[Dataset entries]
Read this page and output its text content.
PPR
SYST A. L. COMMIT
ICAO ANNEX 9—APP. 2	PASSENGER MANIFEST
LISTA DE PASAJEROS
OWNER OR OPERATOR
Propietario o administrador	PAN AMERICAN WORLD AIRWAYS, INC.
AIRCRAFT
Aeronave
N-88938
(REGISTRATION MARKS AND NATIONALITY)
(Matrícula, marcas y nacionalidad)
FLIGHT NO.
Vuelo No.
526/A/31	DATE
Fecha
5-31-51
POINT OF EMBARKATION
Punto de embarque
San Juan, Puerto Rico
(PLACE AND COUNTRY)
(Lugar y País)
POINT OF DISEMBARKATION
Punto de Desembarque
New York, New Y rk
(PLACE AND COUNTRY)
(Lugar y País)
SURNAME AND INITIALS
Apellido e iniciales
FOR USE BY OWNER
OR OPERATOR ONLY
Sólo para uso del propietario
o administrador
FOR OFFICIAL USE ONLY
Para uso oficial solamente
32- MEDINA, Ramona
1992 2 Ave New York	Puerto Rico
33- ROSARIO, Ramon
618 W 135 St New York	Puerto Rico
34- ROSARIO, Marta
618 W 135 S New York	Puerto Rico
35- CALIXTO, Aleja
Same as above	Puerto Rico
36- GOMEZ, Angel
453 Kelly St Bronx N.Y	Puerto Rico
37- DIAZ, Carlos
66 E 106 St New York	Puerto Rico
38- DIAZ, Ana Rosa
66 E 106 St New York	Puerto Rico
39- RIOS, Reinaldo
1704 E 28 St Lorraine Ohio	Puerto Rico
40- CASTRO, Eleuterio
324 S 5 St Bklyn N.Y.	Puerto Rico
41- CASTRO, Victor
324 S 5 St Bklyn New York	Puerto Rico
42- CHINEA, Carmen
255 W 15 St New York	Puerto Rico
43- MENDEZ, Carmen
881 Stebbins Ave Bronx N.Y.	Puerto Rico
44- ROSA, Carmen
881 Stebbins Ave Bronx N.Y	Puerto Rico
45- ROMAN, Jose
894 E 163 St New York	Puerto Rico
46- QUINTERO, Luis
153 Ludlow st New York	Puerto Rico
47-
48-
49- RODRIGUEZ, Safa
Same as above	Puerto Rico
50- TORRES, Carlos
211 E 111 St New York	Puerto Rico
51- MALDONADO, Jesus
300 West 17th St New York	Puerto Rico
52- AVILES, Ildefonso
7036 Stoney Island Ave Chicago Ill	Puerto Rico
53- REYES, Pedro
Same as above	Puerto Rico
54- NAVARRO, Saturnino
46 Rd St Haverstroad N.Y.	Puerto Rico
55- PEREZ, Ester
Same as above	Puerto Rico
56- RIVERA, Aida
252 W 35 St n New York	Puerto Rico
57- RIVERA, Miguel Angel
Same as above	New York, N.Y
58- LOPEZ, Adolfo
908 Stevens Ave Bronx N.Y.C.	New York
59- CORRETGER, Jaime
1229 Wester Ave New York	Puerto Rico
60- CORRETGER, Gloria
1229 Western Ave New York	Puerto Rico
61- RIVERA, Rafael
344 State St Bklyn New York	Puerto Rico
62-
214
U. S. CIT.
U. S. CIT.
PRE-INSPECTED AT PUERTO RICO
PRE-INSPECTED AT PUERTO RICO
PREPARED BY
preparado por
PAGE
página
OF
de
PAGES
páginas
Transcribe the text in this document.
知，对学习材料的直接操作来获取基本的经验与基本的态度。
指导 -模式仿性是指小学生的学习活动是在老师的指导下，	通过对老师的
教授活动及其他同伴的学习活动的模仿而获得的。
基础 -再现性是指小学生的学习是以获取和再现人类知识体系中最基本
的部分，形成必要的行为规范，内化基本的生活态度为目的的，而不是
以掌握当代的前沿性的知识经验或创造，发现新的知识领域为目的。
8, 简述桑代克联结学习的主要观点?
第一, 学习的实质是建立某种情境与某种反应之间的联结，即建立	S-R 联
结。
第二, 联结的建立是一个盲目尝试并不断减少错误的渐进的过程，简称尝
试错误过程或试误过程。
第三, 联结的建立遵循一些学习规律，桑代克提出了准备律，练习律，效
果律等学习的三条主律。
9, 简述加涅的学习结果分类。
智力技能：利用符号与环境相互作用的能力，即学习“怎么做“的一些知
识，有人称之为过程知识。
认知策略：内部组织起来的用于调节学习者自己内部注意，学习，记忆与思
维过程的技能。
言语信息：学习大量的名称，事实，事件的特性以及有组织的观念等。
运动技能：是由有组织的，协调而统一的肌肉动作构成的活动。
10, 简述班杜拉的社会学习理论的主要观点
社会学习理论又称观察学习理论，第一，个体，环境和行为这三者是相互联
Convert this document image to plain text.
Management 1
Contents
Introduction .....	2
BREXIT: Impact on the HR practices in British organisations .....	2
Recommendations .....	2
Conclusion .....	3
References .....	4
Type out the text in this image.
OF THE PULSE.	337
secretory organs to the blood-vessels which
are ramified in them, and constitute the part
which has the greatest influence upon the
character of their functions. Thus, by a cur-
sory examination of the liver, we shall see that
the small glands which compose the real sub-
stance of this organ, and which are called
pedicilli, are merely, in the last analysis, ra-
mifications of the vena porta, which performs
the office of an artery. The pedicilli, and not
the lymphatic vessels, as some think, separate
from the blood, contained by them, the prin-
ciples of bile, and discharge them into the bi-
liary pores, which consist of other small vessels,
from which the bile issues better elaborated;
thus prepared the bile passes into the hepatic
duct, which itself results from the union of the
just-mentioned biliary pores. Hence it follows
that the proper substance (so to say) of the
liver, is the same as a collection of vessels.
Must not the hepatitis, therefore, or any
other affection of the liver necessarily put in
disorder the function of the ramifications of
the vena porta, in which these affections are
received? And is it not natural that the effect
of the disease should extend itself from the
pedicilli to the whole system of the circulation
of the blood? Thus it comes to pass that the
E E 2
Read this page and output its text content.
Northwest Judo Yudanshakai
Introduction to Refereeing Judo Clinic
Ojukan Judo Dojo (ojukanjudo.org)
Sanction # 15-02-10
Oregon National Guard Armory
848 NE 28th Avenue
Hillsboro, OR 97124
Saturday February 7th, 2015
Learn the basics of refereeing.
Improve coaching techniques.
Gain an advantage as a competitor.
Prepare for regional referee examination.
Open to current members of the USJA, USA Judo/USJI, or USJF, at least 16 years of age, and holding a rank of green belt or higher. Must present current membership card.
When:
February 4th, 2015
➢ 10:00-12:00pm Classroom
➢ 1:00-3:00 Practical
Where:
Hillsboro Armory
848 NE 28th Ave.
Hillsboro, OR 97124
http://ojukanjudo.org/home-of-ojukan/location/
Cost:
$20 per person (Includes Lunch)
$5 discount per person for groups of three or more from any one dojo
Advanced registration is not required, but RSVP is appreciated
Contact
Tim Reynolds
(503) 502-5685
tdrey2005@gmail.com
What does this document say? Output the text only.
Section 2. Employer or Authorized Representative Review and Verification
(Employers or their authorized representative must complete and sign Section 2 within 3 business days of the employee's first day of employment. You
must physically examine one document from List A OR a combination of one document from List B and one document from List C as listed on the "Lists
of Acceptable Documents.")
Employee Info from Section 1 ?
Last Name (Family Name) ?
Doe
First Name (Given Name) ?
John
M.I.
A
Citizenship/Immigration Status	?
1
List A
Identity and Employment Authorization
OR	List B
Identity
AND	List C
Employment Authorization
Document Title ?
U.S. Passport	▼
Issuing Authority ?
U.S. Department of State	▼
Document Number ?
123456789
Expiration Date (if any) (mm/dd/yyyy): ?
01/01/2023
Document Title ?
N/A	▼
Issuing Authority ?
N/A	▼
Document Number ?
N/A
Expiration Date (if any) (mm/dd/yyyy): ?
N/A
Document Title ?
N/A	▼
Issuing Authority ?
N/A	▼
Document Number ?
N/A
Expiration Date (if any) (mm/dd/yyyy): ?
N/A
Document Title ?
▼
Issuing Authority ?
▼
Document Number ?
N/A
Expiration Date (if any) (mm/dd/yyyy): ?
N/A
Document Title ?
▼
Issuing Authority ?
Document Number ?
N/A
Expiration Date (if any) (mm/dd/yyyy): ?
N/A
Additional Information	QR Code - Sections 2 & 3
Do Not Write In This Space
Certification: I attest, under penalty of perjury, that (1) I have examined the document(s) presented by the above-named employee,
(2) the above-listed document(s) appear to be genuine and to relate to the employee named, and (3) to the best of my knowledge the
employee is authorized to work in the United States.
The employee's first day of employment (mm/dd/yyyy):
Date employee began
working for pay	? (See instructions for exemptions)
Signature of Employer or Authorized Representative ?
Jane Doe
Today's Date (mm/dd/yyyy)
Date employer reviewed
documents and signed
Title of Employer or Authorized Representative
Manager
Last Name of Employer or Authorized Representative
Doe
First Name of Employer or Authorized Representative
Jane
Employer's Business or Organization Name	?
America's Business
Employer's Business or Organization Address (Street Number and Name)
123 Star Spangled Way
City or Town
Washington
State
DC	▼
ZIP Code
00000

### REQUIRED WORK
Look through the entries and work out how many lines have the word "pores" in them; reply with that number only.

### PROBLEM SOLUTION
2